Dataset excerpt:
┌────────

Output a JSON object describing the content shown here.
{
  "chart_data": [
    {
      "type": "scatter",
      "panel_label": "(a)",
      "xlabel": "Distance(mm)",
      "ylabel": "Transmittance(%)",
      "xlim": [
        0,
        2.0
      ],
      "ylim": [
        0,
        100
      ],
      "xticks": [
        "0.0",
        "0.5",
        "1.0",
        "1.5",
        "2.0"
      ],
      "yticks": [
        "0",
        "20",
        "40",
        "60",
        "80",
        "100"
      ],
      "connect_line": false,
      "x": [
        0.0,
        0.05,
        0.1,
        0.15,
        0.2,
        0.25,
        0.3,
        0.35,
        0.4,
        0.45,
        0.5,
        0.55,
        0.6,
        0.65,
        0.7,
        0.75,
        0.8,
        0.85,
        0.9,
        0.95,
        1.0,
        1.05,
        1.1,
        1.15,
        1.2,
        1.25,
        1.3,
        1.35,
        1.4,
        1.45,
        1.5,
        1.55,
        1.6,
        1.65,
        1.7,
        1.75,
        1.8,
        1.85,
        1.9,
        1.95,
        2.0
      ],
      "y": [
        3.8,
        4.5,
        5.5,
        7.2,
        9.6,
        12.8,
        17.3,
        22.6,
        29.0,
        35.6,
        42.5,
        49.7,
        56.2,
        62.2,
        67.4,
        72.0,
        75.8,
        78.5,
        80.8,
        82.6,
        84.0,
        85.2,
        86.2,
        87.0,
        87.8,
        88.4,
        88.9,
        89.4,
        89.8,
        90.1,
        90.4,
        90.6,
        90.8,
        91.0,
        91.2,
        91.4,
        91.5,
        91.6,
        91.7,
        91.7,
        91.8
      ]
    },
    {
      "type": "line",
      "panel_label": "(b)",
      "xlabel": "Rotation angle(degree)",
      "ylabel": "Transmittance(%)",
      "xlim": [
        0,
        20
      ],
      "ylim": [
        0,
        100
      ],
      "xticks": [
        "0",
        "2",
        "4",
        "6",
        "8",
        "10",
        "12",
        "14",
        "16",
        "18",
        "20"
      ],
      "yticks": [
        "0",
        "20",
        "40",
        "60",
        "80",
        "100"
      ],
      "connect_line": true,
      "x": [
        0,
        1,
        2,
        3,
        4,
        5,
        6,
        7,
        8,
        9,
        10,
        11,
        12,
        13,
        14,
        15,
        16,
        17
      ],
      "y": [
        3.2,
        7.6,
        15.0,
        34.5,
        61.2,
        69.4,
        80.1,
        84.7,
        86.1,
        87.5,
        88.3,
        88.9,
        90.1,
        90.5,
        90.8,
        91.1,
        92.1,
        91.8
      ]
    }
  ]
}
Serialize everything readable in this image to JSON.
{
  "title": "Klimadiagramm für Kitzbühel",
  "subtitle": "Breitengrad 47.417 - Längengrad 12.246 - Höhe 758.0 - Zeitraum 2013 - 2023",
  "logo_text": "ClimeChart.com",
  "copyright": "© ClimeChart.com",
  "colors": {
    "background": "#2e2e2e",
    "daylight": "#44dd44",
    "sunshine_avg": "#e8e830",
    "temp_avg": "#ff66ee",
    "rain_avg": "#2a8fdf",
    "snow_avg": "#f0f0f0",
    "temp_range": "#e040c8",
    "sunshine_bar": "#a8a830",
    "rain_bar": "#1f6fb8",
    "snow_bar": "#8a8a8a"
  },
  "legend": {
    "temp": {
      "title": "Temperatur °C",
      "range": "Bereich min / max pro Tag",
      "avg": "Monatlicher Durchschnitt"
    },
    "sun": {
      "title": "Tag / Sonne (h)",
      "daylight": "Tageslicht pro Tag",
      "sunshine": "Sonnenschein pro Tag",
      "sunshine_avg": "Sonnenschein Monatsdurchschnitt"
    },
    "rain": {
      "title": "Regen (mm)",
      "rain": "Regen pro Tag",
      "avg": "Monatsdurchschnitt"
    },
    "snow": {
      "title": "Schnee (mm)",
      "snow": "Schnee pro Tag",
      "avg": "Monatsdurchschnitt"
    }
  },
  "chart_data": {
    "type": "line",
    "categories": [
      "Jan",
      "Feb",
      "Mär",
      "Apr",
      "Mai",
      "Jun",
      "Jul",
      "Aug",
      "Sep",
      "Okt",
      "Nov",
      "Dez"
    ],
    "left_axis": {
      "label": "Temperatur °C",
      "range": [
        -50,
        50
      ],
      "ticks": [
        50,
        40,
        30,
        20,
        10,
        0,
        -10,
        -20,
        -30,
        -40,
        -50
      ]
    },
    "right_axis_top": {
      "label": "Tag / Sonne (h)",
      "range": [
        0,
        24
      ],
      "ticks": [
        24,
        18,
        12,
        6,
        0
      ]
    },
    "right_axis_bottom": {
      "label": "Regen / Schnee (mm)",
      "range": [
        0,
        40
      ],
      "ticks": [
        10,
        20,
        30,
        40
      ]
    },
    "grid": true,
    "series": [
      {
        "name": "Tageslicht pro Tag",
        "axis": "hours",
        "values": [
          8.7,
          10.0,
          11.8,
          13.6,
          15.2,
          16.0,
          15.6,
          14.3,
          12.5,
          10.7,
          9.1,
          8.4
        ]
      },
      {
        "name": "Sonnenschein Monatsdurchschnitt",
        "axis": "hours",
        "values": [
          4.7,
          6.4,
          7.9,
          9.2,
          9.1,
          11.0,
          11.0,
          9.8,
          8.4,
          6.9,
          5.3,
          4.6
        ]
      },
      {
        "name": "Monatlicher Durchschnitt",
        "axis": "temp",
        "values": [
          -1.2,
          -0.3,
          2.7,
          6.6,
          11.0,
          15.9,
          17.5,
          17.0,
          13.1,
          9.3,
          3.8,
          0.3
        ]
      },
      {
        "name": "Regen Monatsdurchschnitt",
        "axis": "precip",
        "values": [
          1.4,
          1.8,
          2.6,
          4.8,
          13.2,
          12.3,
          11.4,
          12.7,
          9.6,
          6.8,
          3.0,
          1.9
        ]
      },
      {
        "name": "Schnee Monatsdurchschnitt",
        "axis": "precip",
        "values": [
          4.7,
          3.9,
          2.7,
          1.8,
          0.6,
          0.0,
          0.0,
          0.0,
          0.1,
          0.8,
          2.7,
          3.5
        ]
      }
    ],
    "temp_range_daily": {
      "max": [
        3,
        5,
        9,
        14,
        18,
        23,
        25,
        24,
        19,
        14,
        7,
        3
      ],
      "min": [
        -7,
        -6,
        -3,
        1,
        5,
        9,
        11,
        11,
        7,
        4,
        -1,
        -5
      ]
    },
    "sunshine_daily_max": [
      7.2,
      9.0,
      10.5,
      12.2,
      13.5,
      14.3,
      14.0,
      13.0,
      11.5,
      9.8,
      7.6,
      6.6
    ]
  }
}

└────────

Written instruction
Count every line of the material above that holds the string "Monatsdurchschnitt", then state only the total.

Correct response
6